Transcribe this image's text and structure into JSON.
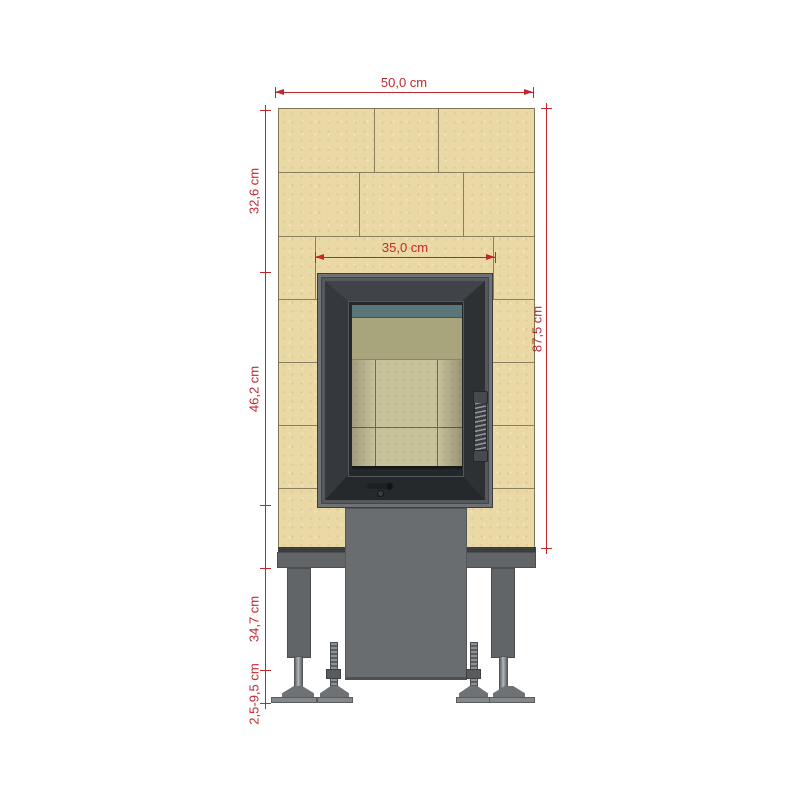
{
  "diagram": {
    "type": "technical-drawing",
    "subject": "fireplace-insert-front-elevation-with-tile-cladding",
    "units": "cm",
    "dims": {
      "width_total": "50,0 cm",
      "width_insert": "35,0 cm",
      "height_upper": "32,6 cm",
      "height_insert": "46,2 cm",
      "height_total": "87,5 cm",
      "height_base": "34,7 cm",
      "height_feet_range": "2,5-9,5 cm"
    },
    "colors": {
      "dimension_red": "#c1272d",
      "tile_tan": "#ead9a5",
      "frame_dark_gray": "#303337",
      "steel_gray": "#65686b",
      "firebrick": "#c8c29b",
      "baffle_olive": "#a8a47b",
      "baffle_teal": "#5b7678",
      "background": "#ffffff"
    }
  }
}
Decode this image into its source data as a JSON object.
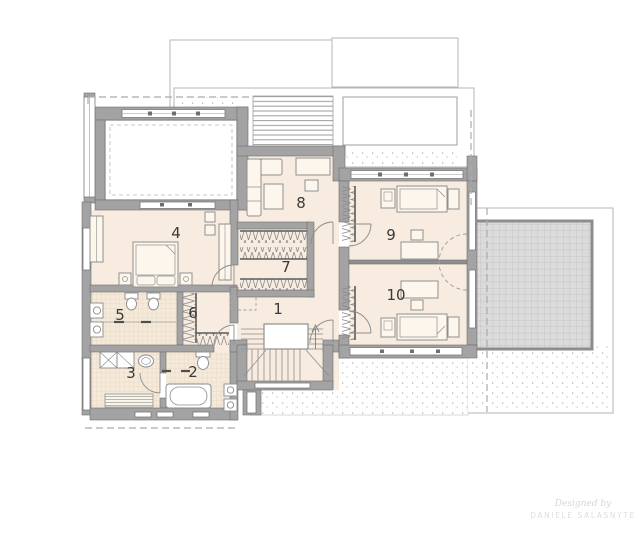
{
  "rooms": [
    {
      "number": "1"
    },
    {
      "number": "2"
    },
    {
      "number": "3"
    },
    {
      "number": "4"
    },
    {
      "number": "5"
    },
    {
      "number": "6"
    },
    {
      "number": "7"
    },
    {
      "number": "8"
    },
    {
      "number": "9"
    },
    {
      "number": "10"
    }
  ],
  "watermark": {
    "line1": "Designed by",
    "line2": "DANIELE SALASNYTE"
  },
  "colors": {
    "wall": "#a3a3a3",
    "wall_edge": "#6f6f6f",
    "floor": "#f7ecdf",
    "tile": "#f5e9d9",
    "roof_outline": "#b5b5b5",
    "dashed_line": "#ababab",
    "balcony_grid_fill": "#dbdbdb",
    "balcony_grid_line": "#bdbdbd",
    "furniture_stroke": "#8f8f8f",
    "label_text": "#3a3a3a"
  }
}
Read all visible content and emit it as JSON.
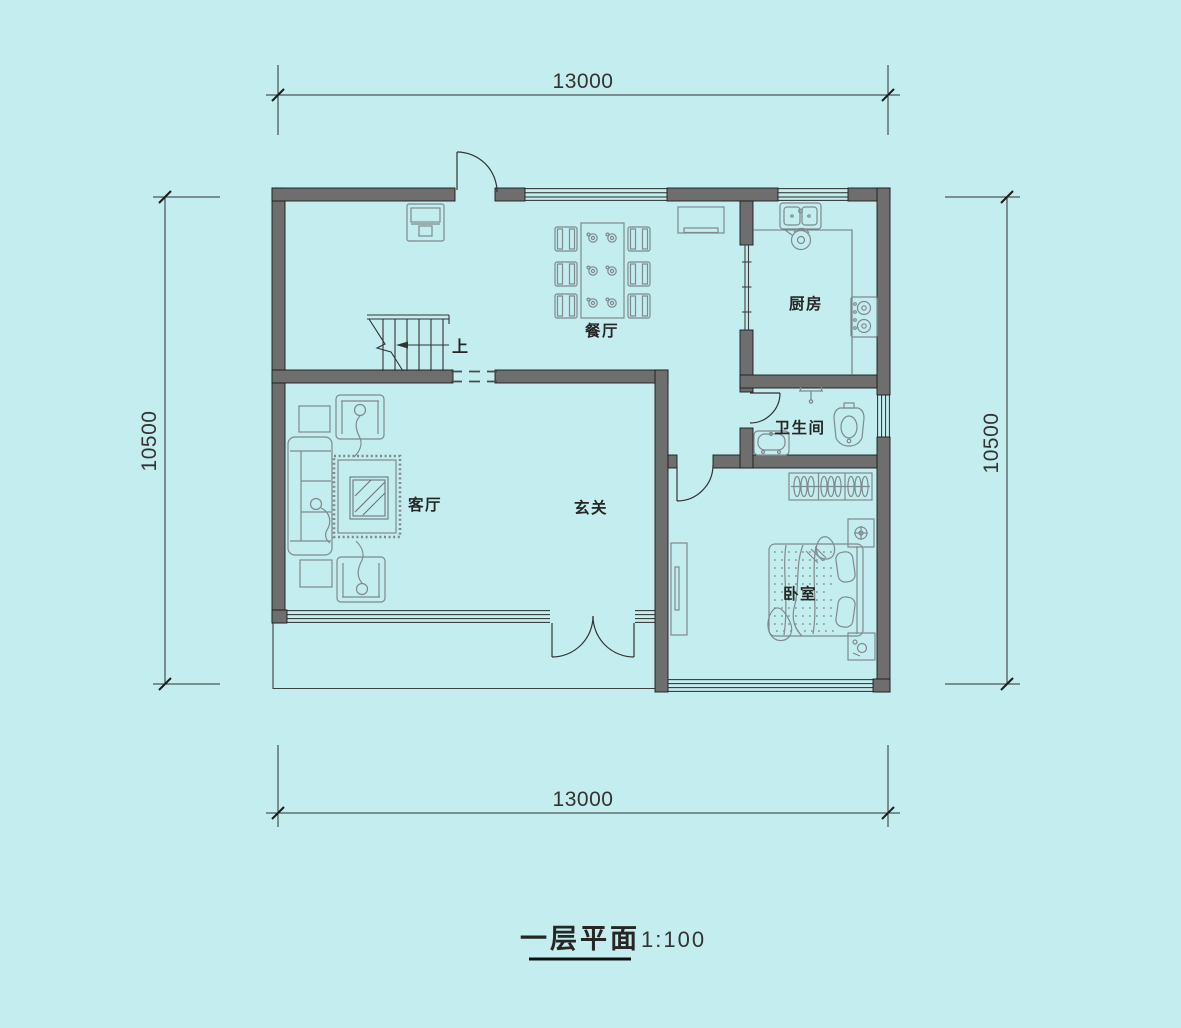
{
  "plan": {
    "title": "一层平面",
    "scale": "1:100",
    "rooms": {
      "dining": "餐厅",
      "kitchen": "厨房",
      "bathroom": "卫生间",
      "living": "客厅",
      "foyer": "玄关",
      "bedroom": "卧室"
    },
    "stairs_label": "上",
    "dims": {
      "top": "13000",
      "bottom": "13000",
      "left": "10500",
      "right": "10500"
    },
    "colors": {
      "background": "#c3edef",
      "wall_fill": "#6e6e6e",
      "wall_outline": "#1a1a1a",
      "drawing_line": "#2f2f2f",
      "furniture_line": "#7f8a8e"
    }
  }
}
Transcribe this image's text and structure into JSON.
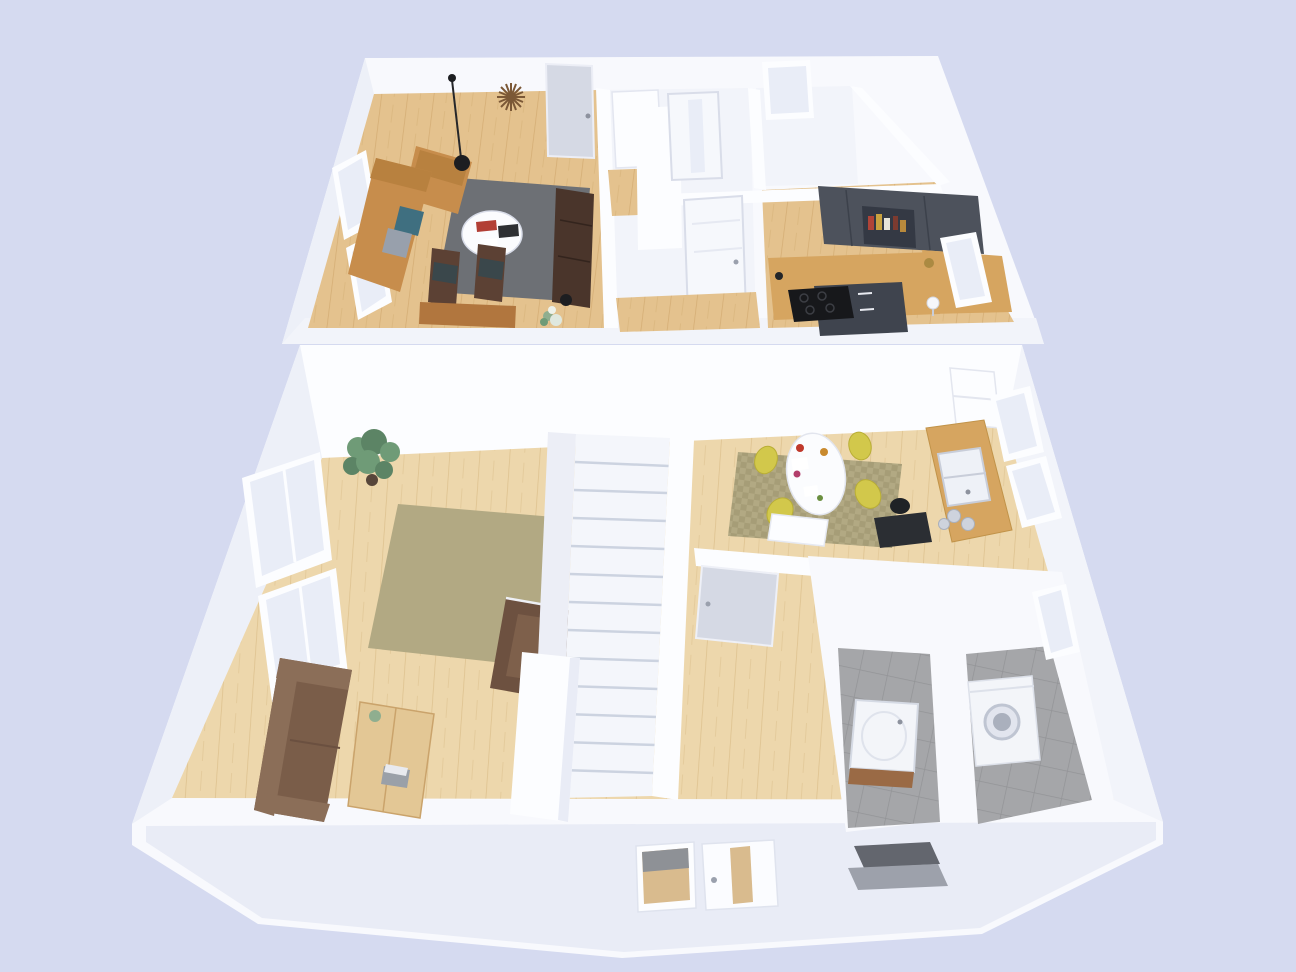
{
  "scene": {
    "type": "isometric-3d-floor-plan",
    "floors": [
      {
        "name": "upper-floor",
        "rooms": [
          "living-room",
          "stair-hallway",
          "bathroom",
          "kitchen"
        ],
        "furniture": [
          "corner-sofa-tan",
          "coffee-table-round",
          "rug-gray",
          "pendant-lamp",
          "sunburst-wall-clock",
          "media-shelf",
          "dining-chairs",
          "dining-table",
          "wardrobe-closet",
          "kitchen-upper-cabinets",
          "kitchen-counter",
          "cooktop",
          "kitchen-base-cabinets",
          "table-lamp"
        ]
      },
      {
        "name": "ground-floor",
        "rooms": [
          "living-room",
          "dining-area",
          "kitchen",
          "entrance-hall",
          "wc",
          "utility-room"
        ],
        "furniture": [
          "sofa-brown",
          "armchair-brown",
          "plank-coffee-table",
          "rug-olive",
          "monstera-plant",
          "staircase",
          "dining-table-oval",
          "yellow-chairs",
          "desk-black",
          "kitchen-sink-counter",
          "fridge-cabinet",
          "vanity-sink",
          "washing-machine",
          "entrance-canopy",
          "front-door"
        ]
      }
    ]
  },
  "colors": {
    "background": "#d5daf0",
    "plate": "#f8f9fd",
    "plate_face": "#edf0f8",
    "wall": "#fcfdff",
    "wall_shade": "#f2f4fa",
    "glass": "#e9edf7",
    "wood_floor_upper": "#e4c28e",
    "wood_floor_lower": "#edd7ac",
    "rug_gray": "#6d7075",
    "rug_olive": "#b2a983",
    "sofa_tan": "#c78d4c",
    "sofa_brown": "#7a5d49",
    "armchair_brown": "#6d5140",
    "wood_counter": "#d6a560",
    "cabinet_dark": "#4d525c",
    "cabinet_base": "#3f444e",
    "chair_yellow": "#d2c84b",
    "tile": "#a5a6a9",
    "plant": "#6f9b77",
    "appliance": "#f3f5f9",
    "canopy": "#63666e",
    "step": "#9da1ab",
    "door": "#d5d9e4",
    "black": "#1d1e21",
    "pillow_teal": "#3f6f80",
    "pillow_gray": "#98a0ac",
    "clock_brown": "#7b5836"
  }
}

> Short problem:
Each line of the data is to be duplicated exactly; pictures stay out of the copy.

> Answer for this exercise:
Transcribe this image's text and structure into JSON.
{
  "diagram": {
    "type": "technical-drawing",
    "subject": "fireplace-insert-front-elevation-with-tile-cladding",
    "units": "cm",
    "dims": {
      "width_total": "50,0 cm",
      "width_insert": "35,0 cm",
      "height_upper": "32,6 cm",
      "height_insert": "46,2 cm",
      "height_total": "87,5 cm",
      "height_base": "34,7 cm",
      "height_feet_range": "2,5-9,5 cm"
    },
    "colors": {
      "dimension_red": "#c1272d",
      "tile_tan": "#ead9a5",
      "frame_dark_gray": "#303337",
      "steel_gray": "#65686b",
      "firebrick": "#c8c29b",
      "baffle_olive": "#a8a47b",
      "baffle_teal": "#5b7678",
      "background": "#ffffff"
    }
  }
}
Decode this image into its source data as a JSON object.
{
  "rooms": [
    {
      "number": "1"
    },
    {
      "number": "2"
    },
    {
      "number": "3"
    },
    {
      "number": "4"
    },
    {
      "number": "5"
    },
    {
      "number": "6"
    },
    {
      "number": "7"
    },
    {
      "number": "8"
    },
    {
      "number": "9"
    },
    {
      "number": "10"
    }
  ],
  "watermark": {
    "line1": "Designed by",
    "line2": "DANIELE SALASNYTE"
  },
  "colors": {
    "wall": "#a3a3a3",
    "wall_edge": "#6f6f6f",
    "floor": "#f7ecdf",
    "tile": "#f5e9d9",
    "roof_outline": "#b5b5b5",
    "dashed_line": "#ababab",
    "balcony_grid_fill": "#dbdbdb",
    "balcony_grid_line": "#bdbdbd",
    "furniture_stroke": "#8f8f8f",
    "label_text": "#3a3a3a"
  }
}
Read all visible content and emit it as JSON.
{
  "plan": {
    "title": "一层平面",
    "scale": "1:100",
    "rooms": {
      "dining": "餐厅",
      "kitchen": "厨房",
      "bathroom": "卫生间",
      "living": "客厅",
      "foyer": "玄关",
      "bedroom": "卧室"
    },
    "stairs_label": "上",
    "dims": {
      "top": "13000",
      "bottom": "13000",
      "left": "10500",
      "right": "10500"
    },
    "colors": {
      "background": "#c3edef",
      "wall_fill": "#6e6e6e",
      "wall_outline": "#1a1a1a",
      "drawing_line": "#2f2f2f",
      "furniture_line": "#7f8a8e"
    }
  }
}
Transcribe this image's text and structure into JSON.
{
  "scene": {
    "type": "isometric-3d-floor-plan",
    "floors": [
      {
        "name": "upper-floor",
        "rooms": [
          "living-room",
          "stair-hallway",
          "bathroom",
          "kitchen"
        ],
        "furniture": [
          "corner-sofa-tan",
          "coffee-table-round",
          "rug-gray",
          "pendant-lamp",
          "sunburst-wall-clock",
          "media-shelf",
          "dining-chairs",
          "dining-table",
          "wardrobe-closet",
          "kitchen-upper-cabinets",
          "kitchen-counter",
          "cooktop",
          "kitchen-base-cabinets",
          "table-lamp"
        ]
      },
      {
        "name": "ground-floor",
        "rooms": [
          "living-room",
          "dining-area",
          "kitchen",
          "entrance-hall",
          "wc",
          "utility-room"
        ],
        "furniture": [
          "sofa-brown",
          "armchair-brown",
          "plank-coffee-table",
          "rug-olive",
          "monstera-plant",
          "staircase",
          "dining-table-oval",
          "yellow-chairs",
          "desk-black",
          "kitchen-sink-counter",
          "fridge-cabinet",
          "vanity-sink",
          "washing-machine",
          "entrance-canopy",
          "front-door"
        ]
      }
    ]
  },
  "colors": {
    "background": "#d5daf0",
    "plate": "#f8f9fd",
    "plate_face": "#edf0f8",
    "wall": "#fcfdff",
    "wall_shade": "#f2f4fa",
    "glass": "#e9edf7",
    "wood_floor_upper": "#e4c28e",
    "wood_floor_lower": "#edd7ac",
    "rug_gray": "#6d7075",
    "rug_olive": "#b2a983",
    "sofa_tan": "#c78d4c",
    "sofa_brown": "#7a5d49",
    "armchair_brown": "#6d5140",
    "wood_counter": "#d6a560",
    "cabinet_dark": "#4d525c",
    "cabinet_base": "#3f444e",
    "chair_yellow": "#d2c84b",
    "tile": "#a5a6a9",
    "plant": "#6f9b77",
    "appliance": "#f3f5f9",
    "canopy": "#63666e",
    "step": "#9da1ab",
    "door": "#d5d9e4",
    "black": "#1d1e21",
    "pillow_teal": "#3f6f80",
    "pillow_gray": "#98a0ac",
    "clock_brown": "#7b5836"
  }
}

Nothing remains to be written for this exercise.